▶ To be done: Give the number of lines that contain the string "Dette", please, and nothing else.

[Entries with figure data]

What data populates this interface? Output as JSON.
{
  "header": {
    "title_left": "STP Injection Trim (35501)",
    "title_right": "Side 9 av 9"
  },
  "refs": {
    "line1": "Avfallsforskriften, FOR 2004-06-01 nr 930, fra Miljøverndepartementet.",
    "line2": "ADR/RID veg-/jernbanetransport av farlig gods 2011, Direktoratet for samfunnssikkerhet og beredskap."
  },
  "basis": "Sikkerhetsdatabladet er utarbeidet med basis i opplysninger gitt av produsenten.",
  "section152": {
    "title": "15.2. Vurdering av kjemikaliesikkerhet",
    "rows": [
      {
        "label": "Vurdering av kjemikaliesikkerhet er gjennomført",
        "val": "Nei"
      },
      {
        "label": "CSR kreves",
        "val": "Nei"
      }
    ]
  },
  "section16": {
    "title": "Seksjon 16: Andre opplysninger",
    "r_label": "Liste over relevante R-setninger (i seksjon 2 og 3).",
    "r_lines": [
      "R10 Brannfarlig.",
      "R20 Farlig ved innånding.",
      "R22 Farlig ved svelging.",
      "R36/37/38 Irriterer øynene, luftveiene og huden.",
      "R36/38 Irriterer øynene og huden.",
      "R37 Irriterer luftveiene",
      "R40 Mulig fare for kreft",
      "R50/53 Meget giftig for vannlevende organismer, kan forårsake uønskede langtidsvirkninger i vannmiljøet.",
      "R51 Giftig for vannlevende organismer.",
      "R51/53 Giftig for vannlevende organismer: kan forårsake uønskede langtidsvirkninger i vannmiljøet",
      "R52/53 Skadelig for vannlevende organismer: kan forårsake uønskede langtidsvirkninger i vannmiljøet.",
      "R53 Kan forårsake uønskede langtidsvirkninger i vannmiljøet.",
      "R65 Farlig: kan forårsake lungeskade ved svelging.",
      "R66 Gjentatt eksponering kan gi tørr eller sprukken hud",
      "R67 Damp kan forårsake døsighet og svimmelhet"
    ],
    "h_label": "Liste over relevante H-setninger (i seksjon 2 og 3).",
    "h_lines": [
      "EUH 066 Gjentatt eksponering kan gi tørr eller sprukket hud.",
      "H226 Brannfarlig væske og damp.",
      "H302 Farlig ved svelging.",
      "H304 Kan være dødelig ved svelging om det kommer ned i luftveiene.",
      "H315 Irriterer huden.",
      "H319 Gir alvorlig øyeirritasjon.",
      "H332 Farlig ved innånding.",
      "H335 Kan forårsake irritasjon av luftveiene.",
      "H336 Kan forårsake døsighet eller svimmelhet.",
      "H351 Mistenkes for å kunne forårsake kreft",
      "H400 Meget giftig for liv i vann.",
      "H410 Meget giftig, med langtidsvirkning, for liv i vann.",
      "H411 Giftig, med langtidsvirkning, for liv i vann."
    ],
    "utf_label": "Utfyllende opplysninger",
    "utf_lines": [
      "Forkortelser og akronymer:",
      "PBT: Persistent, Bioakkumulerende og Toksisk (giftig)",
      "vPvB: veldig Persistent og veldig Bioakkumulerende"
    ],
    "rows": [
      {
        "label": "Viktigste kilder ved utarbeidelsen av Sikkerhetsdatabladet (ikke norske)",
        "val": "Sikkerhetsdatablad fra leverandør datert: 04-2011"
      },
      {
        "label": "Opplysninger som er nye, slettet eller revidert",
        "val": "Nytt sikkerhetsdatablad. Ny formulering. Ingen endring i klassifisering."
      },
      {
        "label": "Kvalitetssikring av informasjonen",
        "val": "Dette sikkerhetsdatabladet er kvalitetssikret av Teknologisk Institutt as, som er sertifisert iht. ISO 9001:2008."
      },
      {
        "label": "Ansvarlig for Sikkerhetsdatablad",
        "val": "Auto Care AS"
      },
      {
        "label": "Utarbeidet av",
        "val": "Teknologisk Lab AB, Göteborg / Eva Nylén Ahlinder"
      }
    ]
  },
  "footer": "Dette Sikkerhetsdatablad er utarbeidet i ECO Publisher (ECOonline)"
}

▶ Result: 2